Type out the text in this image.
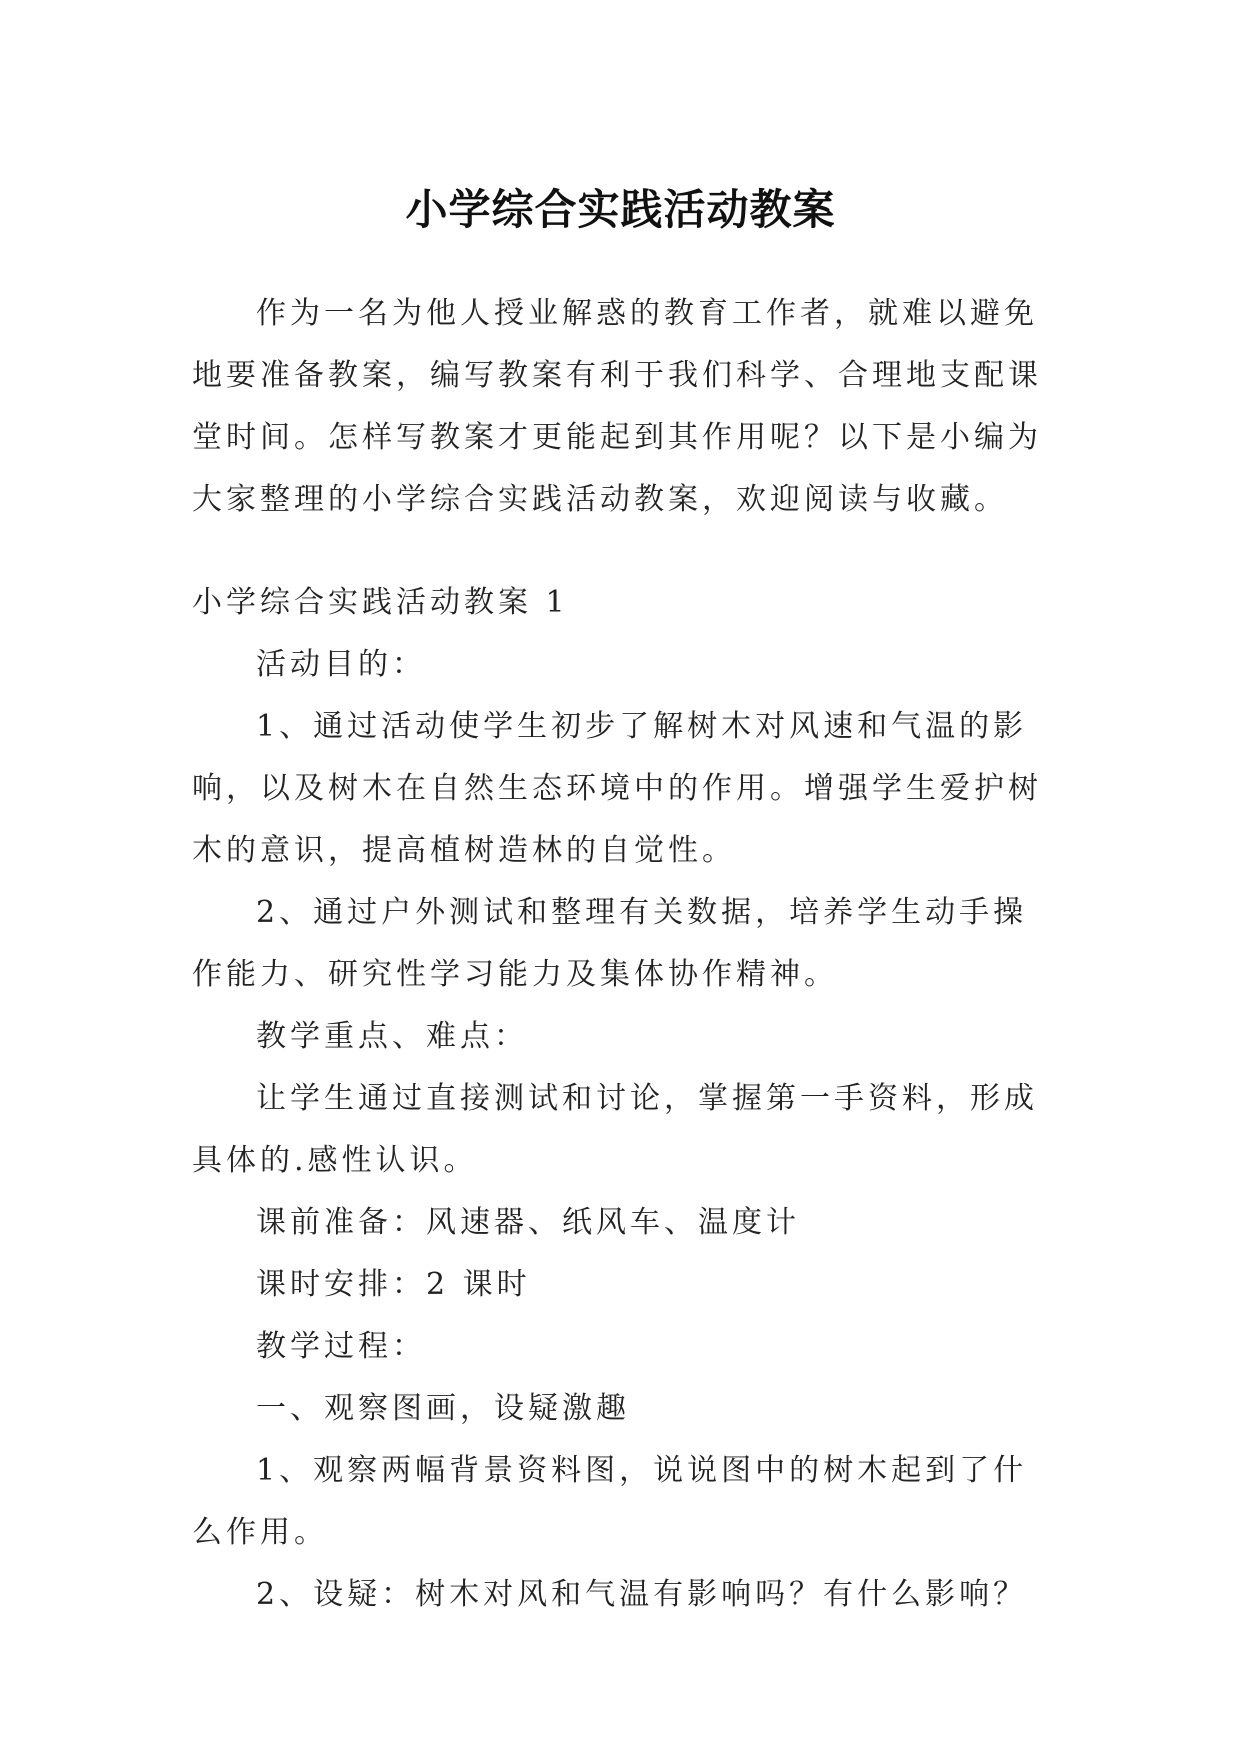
小学综合实践活动教案
作为一名为他人授业解惑的教育工作者，就难以避免地要准备教案，编写教案有利于我们科学、合理地支配课堂时间。怎样写教案才更能起到其作用呢？以下是小编为大家整理的小学综合实践活动教案，欢迎阅读与收藏。

小学综合实践活动教案 1

活动目的：

1、通过活动使学生初步了解树木对风速和气温的影响，以及树木在自然生态环境中的作用。增强学生爱护树木的意识，提高植树造林的自觉性。

2、通过户外测试和整理有关数据，培养学生动手操作能力、研究性学习能力及集体协作精神。

教学重点、难点：

让学生通过直接测试和讨论，掌握第一手资料，形成具体的.感性认识。

课前准备：风速器、纸风车、温度计

课时安排：2 课时

教学过程：

一、观察图画，设疑激趣

1、观察两幅背景资料图，说说图中的树木起到了什么作用。

2、设疑：树木对风和气温有影响吗？有什么影响？
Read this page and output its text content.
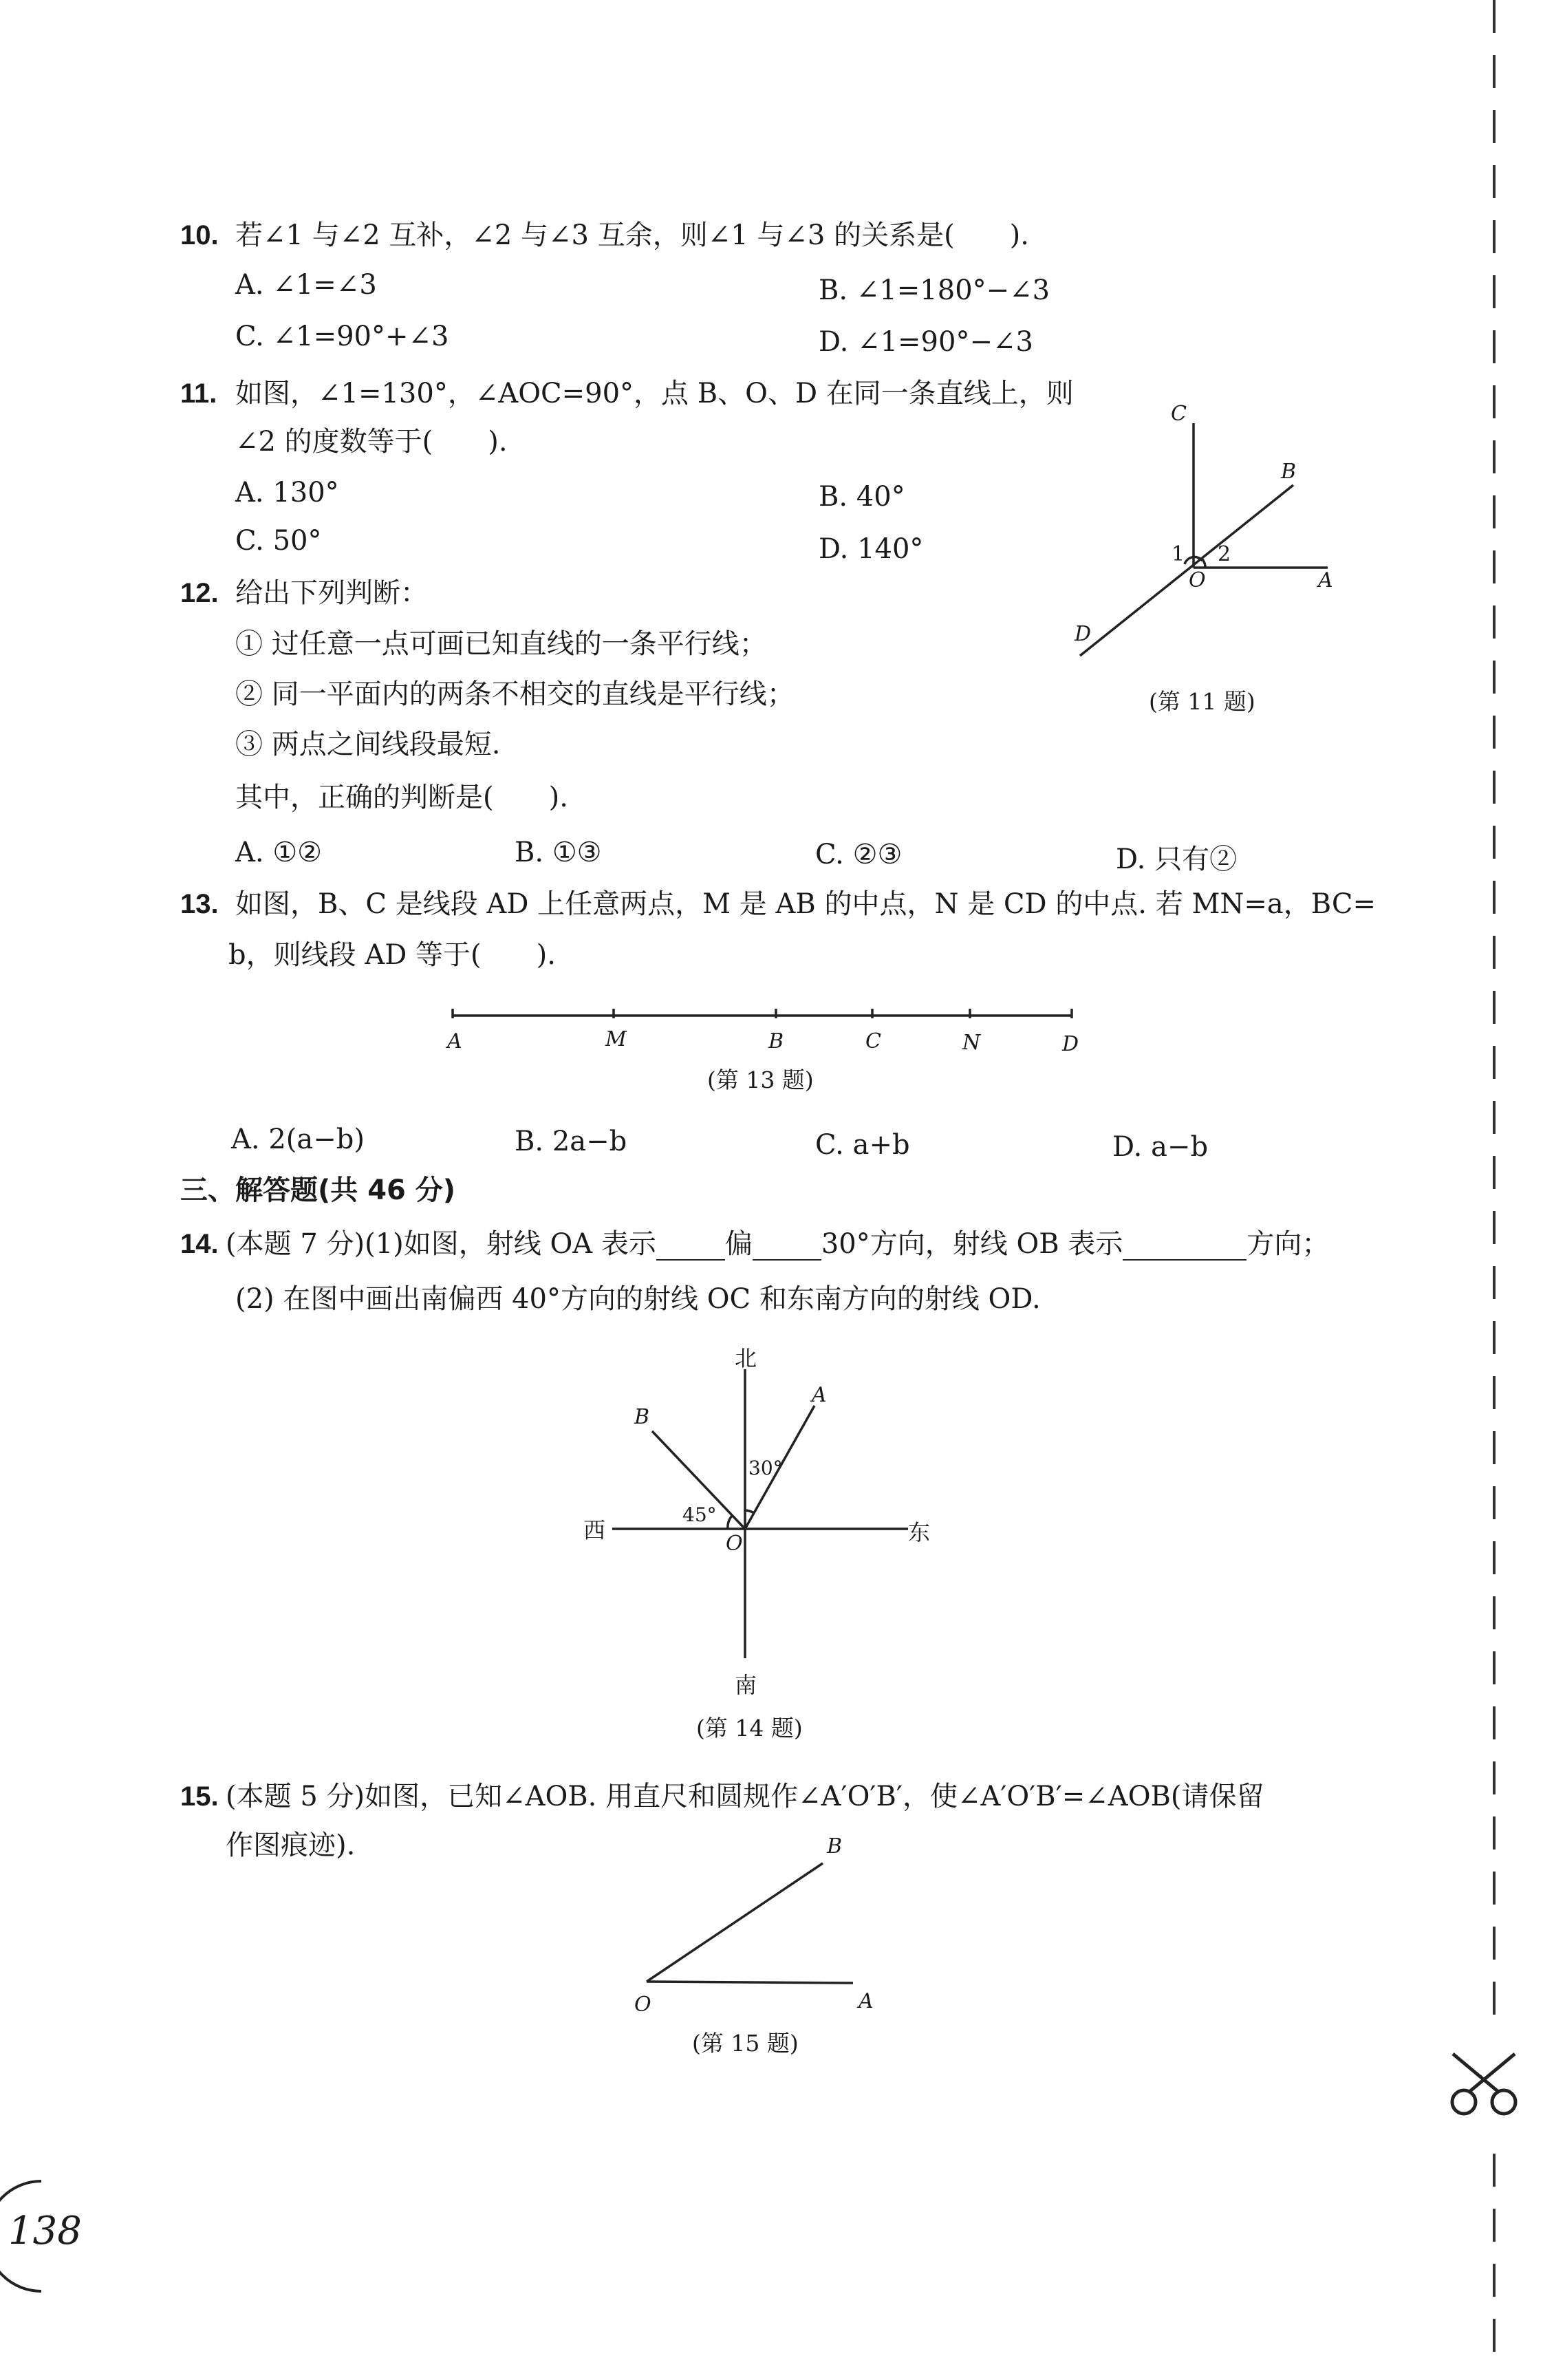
138
10. 若∠1 与∠2 互补，∠2 与∠3 互余，则∠1 与∠3 的关系是(　　).
A. ∠1=∠3	B. ∠1=180°−∠3
C. ∠1=90°+∠3	D. ∠1=90°−∠3
11. 如图，∠1=130°，∠AOC=90°，点 B、O、D 在同一条直线上，则
∠2 的度数等于(　　).
A. 130°	B. 40°
C. 50°	D. 140°
C
B
A
O
D
1 2
(第 11 题)
12. 给出下列判断：
① 过任意一点可画已知直线的一条平行线；
② 同一平面内的两条不相交的直线是平行线；
③ 两点之间线段最短.
其中，正确的判断是(　　).
A. ①②	B. ①③	C. ②③	D. 只有②
13. 如图，B、C 是线段 AD 上任意两点，M 是 AB 的中点，N 是 CD 的中点. 若 MN=a，BC=
b，则线段 AD 等于(　　).
A	M	B	C	N	D
(第 13 题)
A. 2(a−b)	B. 2a−b	C. a+b	D. a−b
三、解答题(共 46 分)
14. (本题 7 分)(1)如图，射线 OA 表示	偏	30°方向，射线 OB 表示	方向；
(2) 在图中画出南偏西 40°方向的射线 OC 和东南方向的射线 OD.
北
南
西	东
A
B
O
30°
45°
(第 14 题)
15. (本题 5 分)如图，已知∠AOB. 用直尺和圆规作∠A′O′B′，使∠A′O′B′=∠AOB(请保留
作图痕迹).	B
O	A
(第 15 题)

Requirement: Give the number of lines that hold the word "text" in these records, with nothing added.

Written reply: 2